──────── MATERIAL ────────
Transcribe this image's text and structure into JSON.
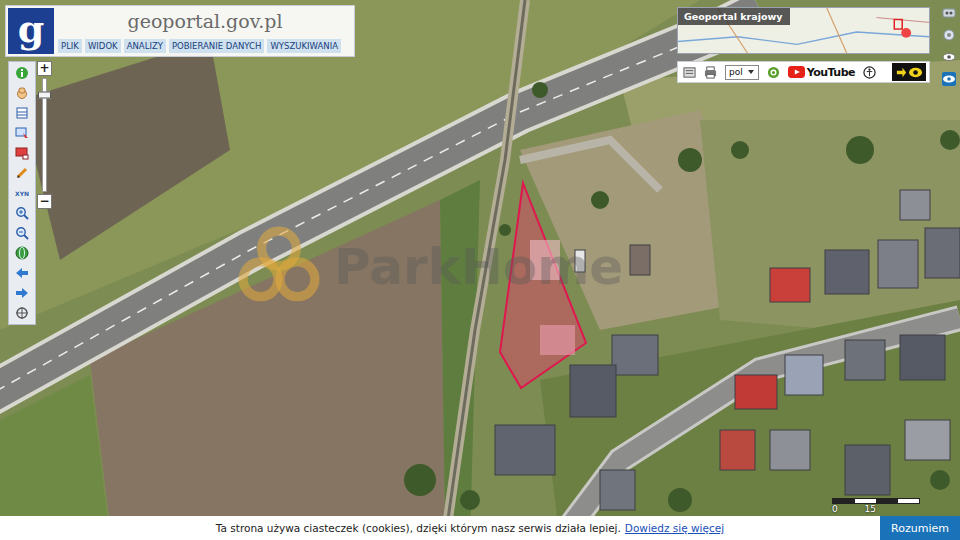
{
  "header": {
    "logo": "g",
    "site": "geoportal.gov.pl",
    "menu": [
      "PLIK",
      "WIDOK",
      "ANALIZY",
      "POBIERANIE DANYCH",
      "WYSZUKIWANIA"
    ]
  },
  "toolbar": {
    "zoom_in": "+",
    "zoom_out": "−",
    "coord_label": "XYN"
  },
  "zoom": {
    "level": 0.86
  },
  "overview": {
    "title": "Geoportal krajowy"
  },
  "top_bar": {
    "language": "pol",
    "youtube": "YouTube"
  },
  "watermark": "ParkHome",
  "scale": {
    "labels": [
      "0",
      "15"
    ]
  },
  "cookie": {
    "text": "Ta strona używa ciasteczek (cookies), dzięki którym nasz serwis działa lepiej.",
    "link": "Dowiedz się więcej",
    "button": "Rozumiem"
  }
}
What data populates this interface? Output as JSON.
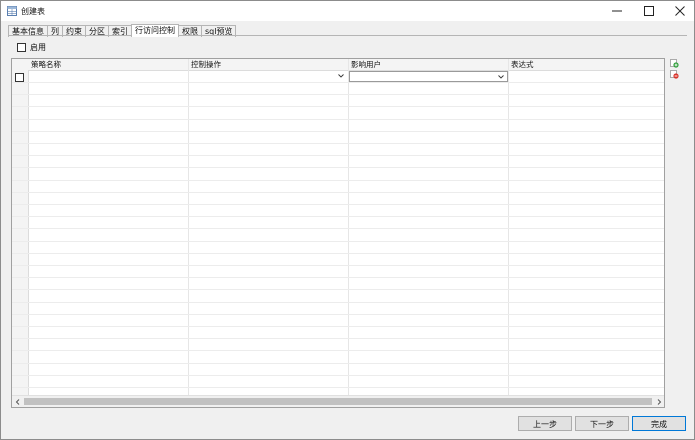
────────
● **PROBLEM TO SOLVE**
Each line of the data that includes the word "text" counts once; report the total and nothing more.

● **WRITTEN RESPONSE**
2